■ ABOUT THIS EXERCISE ■
In the text on infant lab and x-ray practices, when does a baby get a blood gas after being extubated?

■ TEXT PASSAGE ■
It sounds like a lot of labs, but we really taylor lab needs based on what the baby is doing. there's no "set protocol" that MUST be used for all infants. It's very evidence based.
X-rays: Upon admission, but we usually wait until lines are placed.
Anytime an infant has a "blown up belly" we do at least one x-ray. If Pneumatosis/NEC, we'll do q6hr KUB/LLD and then q8 or 12hr.
Overall, I say we have a happy medium!
texas2007, BSN, RN
281 Posts
Admission: Everybody gets an xray, art gas (there's a few who don't), blood cultures, CBC D&P, NG/OG to gravity, NPO
After that: Baby sets the tone. If no acute issues, we usually get a chemistry panel, hematocrit, and retic every Monday morning. If a baby starts having electrolytes issues then we'll get a panel q 8 or q 12, or daily if on IVF...preemies get a hematocrit sent daily for 1st week...gasses can be as often as q1 hr if unstable or q am if chronic vent. Once they are extubated, they get a gas 2 hrs after the change and then are usually dc'd if tolerated, wouldn't get another one unless they were showing s/s resp distress. Then there's the always fun sepsis workup: CBC D&P, CRP, Blood cx, sometimes a blood gas, sometimes UA, sometimes a lumbar puncture... :stone: Xrays are q am for most vents, some of the more chronic babies will move to q mon am and q thurs am, and as always as needed for tube placement, resp distress etc. Ecmo babies get a DIC screen, and Hct sent q 12 and the Ecmo specialist pulls off blood hourly to test the clotting factors at the bedside to adjust the Heparin to...proly more labs are sent down but I can't recall off the top of my head.

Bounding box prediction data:

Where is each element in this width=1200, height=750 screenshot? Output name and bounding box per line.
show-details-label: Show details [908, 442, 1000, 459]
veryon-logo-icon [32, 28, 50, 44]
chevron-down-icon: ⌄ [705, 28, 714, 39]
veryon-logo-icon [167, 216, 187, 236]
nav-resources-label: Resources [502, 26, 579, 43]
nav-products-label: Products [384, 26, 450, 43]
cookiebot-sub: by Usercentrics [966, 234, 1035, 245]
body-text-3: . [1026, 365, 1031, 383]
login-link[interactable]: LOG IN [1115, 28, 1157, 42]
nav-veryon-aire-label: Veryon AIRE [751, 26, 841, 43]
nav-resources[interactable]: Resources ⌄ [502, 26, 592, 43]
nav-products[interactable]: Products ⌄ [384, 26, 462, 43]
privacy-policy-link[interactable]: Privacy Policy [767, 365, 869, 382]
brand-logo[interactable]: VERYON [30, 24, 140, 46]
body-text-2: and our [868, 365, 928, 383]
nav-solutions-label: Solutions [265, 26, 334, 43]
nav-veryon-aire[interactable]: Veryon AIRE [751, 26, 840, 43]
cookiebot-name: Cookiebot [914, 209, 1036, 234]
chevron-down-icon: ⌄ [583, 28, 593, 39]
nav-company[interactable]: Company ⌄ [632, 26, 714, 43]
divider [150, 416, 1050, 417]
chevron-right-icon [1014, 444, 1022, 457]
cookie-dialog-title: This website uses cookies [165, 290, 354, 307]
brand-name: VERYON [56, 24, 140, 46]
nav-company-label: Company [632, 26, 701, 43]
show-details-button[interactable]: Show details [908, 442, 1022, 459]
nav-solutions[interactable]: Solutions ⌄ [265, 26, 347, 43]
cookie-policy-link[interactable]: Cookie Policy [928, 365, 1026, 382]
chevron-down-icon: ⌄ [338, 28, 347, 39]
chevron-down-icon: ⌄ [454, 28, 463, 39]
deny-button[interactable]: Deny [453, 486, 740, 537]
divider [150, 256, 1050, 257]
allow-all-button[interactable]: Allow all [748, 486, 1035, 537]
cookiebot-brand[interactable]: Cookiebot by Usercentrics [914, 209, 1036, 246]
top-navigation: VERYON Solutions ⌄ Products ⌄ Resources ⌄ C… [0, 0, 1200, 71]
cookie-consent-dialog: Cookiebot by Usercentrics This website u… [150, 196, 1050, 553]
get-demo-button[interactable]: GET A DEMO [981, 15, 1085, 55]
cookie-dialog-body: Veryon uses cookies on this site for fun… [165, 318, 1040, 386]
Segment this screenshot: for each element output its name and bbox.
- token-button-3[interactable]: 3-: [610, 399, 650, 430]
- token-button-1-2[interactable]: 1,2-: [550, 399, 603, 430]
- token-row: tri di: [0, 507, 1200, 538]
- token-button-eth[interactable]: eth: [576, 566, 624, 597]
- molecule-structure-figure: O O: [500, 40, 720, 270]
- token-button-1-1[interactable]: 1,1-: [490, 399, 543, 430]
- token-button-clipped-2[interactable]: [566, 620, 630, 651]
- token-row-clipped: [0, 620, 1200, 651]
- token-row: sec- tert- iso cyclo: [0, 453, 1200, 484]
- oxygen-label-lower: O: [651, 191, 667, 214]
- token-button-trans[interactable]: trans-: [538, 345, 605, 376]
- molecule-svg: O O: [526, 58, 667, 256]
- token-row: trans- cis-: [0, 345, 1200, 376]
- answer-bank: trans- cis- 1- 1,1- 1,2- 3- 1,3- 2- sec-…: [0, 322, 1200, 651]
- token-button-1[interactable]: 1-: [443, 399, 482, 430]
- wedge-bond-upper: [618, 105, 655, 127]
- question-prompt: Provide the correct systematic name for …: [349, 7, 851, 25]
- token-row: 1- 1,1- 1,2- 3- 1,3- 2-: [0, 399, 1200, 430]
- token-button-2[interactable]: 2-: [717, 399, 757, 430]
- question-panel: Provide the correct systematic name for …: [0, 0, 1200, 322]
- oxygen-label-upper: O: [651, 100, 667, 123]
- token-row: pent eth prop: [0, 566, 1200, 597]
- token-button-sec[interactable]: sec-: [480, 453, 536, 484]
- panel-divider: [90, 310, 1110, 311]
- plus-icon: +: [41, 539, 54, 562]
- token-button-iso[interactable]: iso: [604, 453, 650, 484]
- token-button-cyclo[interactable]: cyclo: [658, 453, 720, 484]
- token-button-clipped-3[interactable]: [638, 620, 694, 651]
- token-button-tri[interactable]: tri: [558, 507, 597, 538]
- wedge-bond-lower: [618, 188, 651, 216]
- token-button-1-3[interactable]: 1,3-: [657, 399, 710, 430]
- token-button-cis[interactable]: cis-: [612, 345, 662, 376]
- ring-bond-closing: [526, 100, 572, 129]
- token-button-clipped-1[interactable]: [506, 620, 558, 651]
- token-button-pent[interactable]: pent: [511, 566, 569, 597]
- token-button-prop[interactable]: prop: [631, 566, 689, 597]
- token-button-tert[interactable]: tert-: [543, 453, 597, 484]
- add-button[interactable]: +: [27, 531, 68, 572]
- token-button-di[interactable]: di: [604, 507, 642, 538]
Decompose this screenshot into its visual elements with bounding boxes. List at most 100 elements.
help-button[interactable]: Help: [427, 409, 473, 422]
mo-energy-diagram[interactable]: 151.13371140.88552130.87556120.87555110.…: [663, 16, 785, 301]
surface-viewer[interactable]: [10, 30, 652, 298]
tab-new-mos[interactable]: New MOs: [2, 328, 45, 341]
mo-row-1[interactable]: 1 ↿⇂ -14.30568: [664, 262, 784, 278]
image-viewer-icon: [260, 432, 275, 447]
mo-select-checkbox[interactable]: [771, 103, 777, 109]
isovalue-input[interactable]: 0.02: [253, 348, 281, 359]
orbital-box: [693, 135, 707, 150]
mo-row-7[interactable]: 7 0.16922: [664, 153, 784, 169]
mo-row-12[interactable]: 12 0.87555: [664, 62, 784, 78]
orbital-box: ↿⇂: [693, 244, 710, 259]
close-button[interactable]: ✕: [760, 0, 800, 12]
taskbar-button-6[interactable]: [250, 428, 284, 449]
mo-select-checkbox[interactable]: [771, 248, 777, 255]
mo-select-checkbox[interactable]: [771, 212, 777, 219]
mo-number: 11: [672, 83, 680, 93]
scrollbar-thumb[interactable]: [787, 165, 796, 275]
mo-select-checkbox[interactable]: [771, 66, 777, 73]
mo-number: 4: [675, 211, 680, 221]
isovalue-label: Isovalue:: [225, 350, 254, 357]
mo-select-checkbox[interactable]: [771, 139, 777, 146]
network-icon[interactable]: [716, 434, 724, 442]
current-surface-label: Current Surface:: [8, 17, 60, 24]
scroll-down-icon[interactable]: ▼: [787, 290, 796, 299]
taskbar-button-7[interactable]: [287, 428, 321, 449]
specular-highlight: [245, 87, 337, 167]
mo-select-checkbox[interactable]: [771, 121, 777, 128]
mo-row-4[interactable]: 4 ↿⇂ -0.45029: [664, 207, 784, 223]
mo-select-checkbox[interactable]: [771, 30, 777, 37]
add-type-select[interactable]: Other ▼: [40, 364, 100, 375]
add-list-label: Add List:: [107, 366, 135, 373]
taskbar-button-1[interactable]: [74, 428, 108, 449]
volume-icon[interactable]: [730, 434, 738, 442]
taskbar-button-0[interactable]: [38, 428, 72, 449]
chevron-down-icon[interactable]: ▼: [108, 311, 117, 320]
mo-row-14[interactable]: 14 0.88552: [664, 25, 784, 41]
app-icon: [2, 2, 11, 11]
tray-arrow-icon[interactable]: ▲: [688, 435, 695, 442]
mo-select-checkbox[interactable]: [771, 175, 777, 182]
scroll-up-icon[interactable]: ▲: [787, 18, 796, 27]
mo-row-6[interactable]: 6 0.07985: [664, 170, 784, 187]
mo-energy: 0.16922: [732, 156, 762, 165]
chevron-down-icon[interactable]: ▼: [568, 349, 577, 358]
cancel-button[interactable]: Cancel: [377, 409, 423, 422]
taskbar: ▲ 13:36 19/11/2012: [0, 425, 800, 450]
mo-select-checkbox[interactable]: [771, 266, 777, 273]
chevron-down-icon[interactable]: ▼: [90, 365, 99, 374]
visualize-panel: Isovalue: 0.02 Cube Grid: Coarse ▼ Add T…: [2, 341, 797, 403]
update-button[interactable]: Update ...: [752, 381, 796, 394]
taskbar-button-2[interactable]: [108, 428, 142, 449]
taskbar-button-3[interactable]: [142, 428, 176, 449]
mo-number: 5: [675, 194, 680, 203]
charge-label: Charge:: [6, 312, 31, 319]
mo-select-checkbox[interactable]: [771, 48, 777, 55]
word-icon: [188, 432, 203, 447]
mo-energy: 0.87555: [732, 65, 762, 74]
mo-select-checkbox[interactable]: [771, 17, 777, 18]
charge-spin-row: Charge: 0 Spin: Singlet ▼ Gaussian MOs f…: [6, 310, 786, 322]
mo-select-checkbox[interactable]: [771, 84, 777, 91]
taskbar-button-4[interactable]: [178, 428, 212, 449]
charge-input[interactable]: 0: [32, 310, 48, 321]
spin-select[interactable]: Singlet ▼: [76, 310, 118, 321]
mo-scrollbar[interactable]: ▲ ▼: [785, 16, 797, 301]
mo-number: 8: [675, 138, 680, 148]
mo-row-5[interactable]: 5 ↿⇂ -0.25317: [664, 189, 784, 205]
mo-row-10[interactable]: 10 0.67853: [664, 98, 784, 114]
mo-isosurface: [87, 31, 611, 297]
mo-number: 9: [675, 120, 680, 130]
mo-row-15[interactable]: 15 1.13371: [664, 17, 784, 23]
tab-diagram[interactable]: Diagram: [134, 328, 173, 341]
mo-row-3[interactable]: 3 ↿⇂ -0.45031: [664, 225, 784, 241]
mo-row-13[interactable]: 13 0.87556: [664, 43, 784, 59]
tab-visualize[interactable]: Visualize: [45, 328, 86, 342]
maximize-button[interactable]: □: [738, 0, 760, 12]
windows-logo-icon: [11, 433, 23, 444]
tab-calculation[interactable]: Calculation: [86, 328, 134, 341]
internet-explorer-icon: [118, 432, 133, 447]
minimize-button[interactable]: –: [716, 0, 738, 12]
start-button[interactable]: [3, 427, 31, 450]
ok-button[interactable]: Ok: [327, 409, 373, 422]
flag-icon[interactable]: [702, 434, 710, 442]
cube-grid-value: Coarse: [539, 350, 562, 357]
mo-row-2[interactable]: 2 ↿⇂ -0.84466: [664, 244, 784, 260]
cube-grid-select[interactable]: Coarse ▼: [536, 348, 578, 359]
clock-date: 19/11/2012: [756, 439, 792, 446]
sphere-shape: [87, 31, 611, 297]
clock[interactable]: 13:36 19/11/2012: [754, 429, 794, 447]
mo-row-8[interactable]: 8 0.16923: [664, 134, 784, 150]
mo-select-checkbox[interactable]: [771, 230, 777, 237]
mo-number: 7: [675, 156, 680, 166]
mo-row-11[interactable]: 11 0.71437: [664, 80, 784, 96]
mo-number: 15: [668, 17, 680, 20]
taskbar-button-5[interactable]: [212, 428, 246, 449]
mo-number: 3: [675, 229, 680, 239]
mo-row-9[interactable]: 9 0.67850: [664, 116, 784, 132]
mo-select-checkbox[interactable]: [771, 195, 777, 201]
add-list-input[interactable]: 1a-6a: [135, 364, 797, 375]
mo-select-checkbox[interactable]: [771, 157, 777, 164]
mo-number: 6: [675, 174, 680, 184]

■ TASK RESPONSE ■
Two hours after the change.